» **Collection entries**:

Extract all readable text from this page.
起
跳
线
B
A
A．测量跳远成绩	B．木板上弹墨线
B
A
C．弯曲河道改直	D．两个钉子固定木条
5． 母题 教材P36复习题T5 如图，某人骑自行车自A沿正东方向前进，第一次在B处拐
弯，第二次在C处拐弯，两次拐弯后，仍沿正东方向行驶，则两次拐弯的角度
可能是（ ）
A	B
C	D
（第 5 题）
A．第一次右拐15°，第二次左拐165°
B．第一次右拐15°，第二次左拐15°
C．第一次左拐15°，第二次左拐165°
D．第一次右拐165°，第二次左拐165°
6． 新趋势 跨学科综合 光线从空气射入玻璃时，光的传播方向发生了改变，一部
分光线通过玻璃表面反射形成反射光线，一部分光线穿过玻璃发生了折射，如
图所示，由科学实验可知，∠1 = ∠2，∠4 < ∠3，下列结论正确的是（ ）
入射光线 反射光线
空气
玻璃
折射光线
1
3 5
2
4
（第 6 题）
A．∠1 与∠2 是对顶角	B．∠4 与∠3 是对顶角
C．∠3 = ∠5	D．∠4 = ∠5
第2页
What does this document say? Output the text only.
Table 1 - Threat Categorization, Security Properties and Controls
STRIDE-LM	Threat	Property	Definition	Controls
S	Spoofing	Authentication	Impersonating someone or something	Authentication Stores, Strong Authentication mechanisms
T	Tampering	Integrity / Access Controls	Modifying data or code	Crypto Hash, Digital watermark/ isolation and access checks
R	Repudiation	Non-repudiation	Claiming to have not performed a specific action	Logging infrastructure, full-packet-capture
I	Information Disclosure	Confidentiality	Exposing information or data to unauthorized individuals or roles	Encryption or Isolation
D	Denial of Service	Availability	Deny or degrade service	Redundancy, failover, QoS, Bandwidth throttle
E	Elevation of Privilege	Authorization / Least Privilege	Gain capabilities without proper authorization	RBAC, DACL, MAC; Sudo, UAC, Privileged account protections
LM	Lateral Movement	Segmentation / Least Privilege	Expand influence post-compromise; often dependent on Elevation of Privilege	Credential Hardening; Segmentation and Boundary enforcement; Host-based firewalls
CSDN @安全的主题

» **What the task asks**:
Write only the number of lines in the records that include the word "this".

» **Written answer**:
2